_DO THIS_: Would you pull out every line of the material that contains the string "sonrisa"?

_MATERIAL SUPPLIED_:

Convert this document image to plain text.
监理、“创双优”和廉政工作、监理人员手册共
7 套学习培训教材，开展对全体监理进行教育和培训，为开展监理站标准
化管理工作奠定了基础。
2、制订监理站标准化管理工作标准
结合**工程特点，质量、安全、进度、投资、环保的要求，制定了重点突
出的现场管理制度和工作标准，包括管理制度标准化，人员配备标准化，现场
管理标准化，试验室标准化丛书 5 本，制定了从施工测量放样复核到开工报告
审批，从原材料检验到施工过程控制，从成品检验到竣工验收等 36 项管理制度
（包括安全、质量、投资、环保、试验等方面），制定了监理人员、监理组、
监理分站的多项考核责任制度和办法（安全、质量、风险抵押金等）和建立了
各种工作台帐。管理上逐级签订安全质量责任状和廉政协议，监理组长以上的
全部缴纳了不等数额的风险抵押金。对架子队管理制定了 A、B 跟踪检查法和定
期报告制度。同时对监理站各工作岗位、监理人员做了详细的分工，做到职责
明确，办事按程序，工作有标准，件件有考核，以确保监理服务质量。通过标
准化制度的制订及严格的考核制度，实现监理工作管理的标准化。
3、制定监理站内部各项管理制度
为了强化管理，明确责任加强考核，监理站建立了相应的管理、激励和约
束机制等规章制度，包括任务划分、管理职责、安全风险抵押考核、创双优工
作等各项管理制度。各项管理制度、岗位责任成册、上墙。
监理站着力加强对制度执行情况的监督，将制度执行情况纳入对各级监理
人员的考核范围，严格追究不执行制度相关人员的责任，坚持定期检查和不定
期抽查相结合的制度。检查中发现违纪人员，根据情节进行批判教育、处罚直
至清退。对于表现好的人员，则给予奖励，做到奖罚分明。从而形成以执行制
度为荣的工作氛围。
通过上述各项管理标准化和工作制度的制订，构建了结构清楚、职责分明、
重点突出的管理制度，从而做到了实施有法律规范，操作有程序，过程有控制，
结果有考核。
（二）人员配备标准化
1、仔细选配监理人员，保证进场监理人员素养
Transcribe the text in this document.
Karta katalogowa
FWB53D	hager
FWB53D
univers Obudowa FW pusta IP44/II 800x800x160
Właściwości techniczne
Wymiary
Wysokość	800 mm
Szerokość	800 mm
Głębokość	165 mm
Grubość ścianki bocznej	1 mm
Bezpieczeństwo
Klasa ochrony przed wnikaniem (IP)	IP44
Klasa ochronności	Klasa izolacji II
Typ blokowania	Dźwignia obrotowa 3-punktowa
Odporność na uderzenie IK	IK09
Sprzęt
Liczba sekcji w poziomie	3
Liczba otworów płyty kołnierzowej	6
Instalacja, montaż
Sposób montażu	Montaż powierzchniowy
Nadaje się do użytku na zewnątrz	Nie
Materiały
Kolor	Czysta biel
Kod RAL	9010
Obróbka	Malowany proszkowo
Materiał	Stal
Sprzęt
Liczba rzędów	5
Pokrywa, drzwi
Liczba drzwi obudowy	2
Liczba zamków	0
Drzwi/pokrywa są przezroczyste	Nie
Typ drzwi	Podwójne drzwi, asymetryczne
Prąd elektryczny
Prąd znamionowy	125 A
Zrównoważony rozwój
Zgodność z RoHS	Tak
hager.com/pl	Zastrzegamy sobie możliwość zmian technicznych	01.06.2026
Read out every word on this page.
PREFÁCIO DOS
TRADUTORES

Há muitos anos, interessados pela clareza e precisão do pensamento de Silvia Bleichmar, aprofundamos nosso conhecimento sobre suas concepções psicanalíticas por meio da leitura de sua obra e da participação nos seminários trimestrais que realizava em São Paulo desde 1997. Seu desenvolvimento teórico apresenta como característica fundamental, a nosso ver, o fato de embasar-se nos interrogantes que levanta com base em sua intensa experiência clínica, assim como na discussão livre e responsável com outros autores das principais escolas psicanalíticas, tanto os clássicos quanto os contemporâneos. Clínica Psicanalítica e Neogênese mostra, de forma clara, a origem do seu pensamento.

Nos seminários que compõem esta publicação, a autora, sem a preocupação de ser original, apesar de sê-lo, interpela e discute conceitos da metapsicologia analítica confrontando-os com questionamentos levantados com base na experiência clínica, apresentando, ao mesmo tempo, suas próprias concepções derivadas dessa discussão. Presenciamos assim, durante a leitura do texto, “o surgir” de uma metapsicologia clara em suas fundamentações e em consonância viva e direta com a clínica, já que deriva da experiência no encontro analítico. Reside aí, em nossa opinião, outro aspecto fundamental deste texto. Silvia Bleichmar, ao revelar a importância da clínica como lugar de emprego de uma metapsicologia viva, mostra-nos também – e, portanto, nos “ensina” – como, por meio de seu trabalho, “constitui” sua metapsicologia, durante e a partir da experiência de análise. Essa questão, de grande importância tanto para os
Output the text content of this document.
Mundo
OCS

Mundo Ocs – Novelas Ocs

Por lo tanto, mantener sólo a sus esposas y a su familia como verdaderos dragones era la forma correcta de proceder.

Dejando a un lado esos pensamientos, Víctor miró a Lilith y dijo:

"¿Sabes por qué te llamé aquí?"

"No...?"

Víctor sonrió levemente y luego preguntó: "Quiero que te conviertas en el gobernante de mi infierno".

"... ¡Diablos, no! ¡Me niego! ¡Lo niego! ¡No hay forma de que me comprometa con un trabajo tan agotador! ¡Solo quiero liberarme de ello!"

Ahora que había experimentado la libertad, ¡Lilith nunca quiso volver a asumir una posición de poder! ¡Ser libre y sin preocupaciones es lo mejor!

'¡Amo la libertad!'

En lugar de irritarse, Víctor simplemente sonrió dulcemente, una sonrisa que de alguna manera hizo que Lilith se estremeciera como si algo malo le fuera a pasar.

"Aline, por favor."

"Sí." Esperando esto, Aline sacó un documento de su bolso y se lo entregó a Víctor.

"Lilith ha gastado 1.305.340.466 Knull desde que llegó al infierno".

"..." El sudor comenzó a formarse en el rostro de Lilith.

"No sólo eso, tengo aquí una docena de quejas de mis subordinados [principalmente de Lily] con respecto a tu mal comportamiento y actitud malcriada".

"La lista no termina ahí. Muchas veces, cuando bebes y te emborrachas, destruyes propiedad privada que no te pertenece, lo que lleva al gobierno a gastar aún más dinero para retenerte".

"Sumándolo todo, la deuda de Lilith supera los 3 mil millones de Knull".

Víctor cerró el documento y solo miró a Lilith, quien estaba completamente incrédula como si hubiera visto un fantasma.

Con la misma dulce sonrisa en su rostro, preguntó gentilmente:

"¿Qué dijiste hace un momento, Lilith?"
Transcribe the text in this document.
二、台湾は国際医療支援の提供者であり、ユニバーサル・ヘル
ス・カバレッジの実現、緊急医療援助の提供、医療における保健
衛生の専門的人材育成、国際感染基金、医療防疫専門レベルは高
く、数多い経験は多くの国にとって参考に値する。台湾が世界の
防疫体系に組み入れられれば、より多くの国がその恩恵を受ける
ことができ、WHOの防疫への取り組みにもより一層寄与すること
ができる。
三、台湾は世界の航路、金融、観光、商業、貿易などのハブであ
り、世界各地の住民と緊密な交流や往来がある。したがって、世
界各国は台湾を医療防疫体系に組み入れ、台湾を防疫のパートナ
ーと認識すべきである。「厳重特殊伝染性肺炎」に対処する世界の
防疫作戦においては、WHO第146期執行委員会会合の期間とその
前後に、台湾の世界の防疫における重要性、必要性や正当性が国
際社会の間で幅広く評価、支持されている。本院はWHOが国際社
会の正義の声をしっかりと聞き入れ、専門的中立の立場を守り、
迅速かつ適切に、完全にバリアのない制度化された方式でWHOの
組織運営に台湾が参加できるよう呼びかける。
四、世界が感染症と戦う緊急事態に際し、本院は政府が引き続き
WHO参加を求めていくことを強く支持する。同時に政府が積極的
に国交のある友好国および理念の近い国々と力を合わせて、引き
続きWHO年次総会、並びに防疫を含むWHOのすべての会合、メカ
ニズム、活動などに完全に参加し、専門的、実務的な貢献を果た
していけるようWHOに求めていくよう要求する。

_EXERCISE RESPONSE_:
En lugar de irritarse, Víctor simplemente sonrió dulcemente, una sonrisa que de alguna manera hizo que Lilith se estremeciera como si algo malo le fuera a pasar.
Con la misma dulce sonrisa en su rostro, preguntó gentilmente:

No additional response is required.